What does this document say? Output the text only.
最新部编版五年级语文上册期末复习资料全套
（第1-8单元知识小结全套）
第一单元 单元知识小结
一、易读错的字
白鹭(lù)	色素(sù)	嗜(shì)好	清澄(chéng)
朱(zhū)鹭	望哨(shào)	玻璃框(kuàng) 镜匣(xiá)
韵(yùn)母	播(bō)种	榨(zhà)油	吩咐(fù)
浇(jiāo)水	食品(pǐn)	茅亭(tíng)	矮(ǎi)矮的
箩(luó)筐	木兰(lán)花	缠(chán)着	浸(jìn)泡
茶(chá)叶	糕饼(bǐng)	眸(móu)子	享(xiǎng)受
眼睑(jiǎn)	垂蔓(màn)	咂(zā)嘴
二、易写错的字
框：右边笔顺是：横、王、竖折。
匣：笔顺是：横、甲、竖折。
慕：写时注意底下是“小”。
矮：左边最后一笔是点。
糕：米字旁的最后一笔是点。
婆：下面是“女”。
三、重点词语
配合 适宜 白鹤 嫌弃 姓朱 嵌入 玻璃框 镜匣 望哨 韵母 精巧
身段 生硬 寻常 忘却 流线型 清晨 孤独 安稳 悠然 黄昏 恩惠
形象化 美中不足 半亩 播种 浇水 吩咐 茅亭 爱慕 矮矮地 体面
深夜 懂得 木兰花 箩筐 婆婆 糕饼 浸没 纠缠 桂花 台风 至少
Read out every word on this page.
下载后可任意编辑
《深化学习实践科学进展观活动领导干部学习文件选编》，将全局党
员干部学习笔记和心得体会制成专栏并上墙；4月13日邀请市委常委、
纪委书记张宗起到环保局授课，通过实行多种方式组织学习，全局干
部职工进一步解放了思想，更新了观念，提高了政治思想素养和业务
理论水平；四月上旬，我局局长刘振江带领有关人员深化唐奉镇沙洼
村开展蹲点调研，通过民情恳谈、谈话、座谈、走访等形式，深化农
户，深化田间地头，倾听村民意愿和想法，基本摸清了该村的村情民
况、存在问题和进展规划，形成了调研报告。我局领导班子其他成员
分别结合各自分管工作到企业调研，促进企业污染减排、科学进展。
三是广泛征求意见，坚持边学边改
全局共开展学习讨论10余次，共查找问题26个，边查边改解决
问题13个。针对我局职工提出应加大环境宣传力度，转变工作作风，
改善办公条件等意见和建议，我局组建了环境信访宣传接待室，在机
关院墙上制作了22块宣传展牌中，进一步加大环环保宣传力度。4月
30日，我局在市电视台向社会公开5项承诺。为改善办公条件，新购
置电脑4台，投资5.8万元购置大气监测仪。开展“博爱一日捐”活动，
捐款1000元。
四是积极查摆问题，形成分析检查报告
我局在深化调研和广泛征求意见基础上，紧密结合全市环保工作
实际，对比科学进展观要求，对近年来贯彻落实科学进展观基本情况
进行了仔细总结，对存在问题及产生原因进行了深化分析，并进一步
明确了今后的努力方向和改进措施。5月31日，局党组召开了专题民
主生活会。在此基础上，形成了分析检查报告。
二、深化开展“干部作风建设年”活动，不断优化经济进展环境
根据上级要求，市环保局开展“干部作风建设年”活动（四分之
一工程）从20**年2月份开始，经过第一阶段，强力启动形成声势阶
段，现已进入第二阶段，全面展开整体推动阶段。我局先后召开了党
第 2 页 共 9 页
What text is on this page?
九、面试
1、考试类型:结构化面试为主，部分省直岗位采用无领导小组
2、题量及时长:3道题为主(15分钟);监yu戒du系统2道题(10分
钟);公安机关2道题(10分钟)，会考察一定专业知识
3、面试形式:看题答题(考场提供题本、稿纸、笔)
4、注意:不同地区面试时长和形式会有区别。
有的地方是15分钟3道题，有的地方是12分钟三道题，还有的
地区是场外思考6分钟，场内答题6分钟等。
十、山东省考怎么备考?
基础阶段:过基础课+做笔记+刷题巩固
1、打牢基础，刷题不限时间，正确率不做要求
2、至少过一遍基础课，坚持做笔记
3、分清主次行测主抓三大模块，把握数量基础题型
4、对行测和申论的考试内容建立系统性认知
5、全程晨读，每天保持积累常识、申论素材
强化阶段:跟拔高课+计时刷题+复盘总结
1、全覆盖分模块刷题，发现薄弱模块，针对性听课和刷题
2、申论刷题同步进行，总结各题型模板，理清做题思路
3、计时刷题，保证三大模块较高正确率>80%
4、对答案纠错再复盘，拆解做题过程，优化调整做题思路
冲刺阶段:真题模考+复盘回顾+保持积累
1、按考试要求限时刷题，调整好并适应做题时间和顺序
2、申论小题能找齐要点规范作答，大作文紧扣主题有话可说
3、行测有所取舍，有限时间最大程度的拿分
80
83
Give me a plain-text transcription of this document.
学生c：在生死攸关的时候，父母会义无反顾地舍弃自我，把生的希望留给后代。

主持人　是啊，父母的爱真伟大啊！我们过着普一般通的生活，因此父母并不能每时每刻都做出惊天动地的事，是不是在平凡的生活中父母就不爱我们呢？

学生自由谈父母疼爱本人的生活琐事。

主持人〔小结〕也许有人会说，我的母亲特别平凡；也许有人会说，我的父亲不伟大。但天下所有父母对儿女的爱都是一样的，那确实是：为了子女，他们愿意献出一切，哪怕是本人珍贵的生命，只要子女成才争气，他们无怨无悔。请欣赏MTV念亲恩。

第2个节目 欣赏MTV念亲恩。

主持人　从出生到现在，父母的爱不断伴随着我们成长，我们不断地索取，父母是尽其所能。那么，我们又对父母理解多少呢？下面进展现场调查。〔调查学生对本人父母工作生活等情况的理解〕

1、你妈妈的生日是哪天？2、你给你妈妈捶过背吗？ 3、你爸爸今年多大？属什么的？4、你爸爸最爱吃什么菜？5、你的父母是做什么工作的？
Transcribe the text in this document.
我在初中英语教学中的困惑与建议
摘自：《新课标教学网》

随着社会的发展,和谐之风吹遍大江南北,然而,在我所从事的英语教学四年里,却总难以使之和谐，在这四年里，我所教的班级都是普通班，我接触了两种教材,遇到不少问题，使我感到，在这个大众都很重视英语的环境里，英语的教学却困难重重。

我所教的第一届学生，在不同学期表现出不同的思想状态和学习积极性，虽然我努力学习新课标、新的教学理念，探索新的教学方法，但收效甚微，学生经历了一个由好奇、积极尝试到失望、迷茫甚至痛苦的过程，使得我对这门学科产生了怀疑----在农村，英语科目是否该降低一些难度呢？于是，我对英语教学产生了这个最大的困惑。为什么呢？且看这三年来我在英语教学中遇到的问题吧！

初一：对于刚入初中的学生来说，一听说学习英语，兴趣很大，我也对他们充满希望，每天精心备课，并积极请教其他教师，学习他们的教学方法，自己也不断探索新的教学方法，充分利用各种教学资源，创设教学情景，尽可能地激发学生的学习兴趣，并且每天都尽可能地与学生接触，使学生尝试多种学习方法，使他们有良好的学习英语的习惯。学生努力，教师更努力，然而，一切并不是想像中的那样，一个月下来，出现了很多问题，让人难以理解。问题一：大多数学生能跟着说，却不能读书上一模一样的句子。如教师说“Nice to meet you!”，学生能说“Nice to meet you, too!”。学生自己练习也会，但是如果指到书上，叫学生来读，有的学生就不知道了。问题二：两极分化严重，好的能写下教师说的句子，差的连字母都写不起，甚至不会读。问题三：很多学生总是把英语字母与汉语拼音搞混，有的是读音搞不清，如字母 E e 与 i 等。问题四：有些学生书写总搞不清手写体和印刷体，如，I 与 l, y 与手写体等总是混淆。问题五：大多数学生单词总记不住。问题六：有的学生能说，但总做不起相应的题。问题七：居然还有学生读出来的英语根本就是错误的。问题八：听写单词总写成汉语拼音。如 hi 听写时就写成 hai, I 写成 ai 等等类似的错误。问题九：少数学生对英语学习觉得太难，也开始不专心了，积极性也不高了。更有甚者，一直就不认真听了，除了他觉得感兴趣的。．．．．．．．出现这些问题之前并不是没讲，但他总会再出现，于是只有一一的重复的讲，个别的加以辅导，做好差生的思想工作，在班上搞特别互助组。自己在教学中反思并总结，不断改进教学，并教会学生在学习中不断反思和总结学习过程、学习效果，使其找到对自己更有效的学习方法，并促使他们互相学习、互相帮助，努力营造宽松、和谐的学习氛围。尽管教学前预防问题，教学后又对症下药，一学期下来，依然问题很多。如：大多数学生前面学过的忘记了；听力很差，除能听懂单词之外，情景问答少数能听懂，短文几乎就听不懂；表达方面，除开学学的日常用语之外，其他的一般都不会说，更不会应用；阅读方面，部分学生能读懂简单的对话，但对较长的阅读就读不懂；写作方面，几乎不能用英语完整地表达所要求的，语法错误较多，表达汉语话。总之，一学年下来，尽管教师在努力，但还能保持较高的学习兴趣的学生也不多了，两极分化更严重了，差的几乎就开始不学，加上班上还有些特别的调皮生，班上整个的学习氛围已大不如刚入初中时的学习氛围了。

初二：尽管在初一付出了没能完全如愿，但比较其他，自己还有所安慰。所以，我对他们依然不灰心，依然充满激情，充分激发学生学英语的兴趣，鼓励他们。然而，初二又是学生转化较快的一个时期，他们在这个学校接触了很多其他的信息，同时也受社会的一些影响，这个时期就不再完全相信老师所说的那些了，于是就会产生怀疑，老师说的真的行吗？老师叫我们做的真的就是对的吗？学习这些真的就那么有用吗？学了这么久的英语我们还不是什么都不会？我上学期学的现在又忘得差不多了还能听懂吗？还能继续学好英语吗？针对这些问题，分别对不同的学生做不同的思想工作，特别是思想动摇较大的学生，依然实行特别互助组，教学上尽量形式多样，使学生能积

—————

=== WHAT TO PRODUCE ===
Go over the data above and copy every line that has the word "干部作风建设年" in it.

=== THE RESPONSE ===
二、深化开展“干部作风建设年”活动，不断优化经济进展环境
根据上级要求，市环保局开展“干部作风建设年”活动（四分之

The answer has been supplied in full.